Count how many lines hold the string "name". Give that number alone.

### [Information given]
====================

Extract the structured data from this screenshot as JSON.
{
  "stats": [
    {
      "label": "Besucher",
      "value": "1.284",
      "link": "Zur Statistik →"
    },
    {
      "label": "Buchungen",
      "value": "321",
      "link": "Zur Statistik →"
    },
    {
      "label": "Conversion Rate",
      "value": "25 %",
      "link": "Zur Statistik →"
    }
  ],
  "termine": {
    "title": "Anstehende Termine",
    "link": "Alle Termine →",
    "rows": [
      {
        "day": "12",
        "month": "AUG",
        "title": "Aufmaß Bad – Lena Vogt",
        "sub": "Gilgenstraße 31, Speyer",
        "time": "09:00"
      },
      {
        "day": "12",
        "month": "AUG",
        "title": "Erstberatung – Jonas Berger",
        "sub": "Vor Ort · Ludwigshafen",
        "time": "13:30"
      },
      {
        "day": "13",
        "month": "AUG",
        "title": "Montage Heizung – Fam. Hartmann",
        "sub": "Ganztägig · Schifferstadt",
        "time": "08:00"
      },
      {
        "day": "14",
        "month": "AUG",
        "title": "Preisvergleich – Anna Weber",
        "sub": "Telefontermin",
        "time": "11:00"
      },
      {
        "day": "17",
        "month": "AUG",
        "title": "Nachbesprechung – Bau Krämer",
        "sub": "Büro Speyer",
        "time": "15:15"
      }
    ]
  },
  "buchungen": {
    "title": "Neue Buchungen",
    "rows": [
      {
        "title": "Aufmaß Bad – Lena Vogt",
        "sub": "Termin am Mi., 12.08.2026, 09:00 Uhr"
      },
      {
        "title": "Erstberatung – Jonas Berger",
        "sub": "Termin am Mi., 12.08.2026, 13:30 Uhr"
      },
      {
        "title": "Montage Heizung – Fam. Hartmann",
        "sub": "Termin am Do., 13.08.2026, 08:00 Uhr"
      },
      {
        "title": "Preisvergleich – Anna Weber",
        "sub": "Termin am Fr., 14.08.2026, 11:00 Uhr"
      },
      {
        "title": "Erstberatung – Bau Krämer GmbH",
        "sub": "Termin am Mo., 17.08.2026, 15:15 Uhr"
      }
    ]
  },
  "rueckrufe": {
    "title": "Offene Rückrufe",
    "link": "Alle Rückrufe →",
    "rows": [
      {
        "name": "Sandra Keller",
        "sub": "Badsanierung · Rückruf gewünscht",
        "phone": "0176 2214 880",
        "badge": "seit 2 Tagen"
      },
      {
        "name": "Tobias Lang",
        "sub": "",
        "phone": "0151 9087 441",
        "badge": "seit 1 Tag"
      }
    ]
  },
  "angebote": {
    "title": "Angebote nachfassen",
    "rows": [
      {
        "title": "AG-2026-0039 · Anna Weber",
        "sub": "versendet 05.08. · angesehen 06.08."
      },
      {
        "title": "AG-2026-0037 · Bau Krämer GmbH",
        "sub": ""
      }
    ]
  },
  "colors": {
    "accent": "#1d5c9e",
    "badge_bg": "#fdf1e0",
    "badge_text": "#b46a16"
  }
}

====================

### [Solution to the exercise]
2